Go through the data below and gather each line containing "name".

─── RAW DATA ───

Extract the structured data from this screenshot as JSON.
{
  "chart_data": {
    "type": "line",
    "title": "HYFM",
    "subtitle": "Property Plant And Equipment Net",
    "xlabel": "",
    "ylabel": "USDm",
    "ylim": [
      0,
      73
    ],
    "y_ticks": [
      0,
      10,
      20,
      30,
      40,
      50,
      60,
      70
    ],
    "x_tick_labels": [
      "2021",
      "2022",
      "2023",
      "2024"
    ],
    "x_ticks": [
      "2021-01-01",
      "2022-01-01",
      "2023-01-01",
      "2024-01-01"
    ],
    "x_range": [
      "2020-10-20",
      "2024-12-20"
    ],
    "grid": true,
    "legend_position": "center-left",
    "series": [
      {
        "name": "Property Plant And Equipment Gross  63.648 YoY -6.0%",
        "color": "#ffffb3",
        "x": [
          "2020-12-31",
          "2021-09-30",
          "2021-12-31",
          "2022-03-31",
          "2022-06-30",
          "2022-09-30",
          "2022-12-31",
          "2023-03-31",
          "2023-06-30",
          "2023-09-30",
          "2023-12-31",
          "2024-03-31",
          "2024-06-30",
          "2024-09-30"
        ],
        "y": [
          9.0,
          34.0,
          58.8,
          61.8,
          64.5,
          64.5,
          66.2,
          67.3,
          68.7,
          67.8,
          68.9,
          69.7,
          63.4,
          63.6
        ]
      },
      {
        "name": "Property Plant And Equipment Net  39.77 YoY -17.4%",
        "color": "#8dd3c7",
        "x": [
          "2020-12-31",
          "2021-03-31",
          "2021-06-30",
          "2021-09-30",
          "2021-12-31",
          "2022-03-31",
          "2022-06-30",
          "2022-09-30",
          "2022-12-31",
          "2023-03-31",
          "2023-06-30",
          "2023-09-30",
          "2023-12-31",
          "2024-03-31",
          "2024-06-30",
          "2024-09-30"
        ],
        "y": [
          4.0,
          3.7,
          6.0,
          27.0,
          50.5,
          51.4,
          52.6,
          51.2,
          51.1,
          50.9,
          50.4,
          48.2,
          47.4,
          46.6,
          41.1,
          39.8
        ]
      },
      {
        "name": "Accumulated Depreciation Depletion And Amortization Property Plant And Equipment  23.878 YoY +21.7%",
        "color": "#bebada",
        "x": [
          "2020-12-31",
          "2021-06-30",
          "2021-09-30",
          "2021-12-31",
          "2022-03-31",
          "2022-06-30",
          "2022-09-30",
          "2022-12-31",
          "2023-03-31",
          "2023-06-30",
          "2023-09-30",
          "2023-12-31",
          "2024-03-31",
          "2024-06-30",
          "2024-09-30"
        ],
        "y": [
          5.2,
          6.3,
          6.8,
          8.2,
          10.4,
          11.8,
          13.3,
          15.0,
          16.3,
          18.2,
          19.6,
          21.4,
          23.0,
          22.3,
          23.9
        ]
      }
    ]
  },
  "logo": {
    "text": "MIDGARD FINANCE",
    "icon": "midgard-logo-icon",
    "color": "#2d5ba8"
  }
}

───

_THE COMPLETED TASK_.
        "name": "Property Plant And Equipment Gross  63.648 YoY -6.0%",
        "name": "Property Plant And Equipment Net  39.77 YoY -17.4%",
        "name": "Accumulated Depreciation Depletion And Amortization Property Plant And Equipment  23.878 YoY +21.7%",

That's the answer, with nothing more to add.